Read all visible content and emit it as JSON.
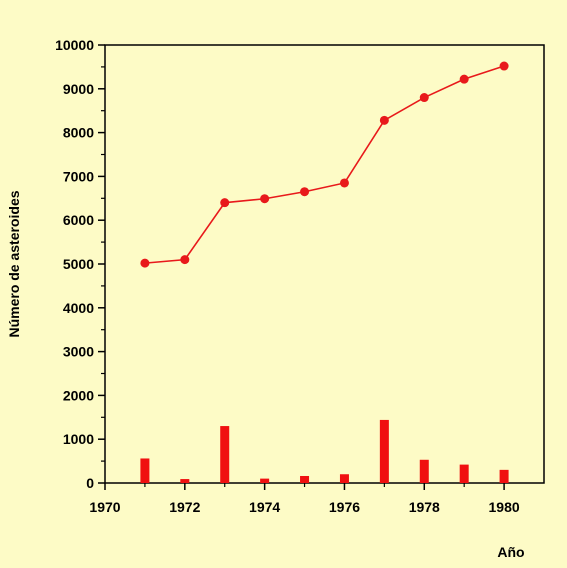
{
  "chart_data": {
    "type": "line",
    "title": "",
    "xlabel": "Año",
    "ylabel": "Número de asteroides",
    "xlim": [
      1970,
      1981
    ],
    "ylim": [
      0,
      10000
    ],
    "x_ticks": [
      "1970",
      "1972",
      "1974",
      "1976",
      "1978",
      "1980"
    ],
    "y_ticks": [
      "0",
      "1000",
      "2000",
      "3000",
      "4000",
      "5000",
      "6000",
      "7000",
      "8000",
      "9000",
      "10000"
    ],
    "grid": false,
    "legend": "none",
    "series": [
      {
        "kind": "line",
        "color": "#e8191b",
        "x": [
          1971,
          1972,
          1973,
          1974,
          1975,
          1976,
          1977,
          1978,
          1979,
          1980
        ],
        "values": [
          5020,
          5100,
          6400,
          6490,
          6650,
          6850,
          8280,
          8800,
          9220,
          9520
        ]
      },
      {
        "kind": "bar",
        "color": "#f01010",
        "x": [
          1971,
          1972,
          1973,
          1974,
          1975,
          1976,
          1977,
          1978,
          1979,
          1980
        ],
        "values": [
          560,
          90,
          1300,
          100,
          160,
          200,
          1440,
          530,
          420,
          300
        ]
      }
    ]
  }
}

### WHAT IS ASKED
Omit the pictures and give the material again, exactly and in full.

### FINAL ANSWER
Read all visible content and emit it as JSON.
{
  "chart_data": {
    "type": "line",
    "title": "",
    "xlabel": "Año",
    "ylabel": "Número de asteroides",
    "xlim": [
      1970,
      1981
    ],
    "ylim": [
      0,
      10000
    ],
    "x_ticks": [
      "1970",
      "1972",
      "1974",
      "1976",
      "1978",
      "1980"
    ],
    "y_ticks": [
      "0",
      "1000",
      "2000",
      "3000",
      "4000",
      "5000",
      "6000",
      "7000",
      "8000",
      "9000",
      "10000"
    ],
    "grid": false,
    "legend": "none",
    "series": [
      {
        "kind": "line",
        "color": "#e8191b",
        "x": [
          1971,
          1972,
          1973,
          1974,
          1975,
          1976,
          1977,
          1978,
          1979,
          1980
        ],
        "values": [
          5020,
          5100,
          6400,
          6490,
          6650,
          6850,
          8280,
          8800,
          9220,
          9520
        ]
      },
      {
        "kind": "bar",
        "color": "#f01010",
        "x": [
          1971,
          1972,
          1973,
          1974,
          1975,
          1976,
          1977,
          1978,
          1979,
          1980
        ],
        "values": [
          560,
          90,
          1300,
          100,
          160,
          200,
          1440,
          530,
          420,
          300
        ]
      }
    ]
  }
}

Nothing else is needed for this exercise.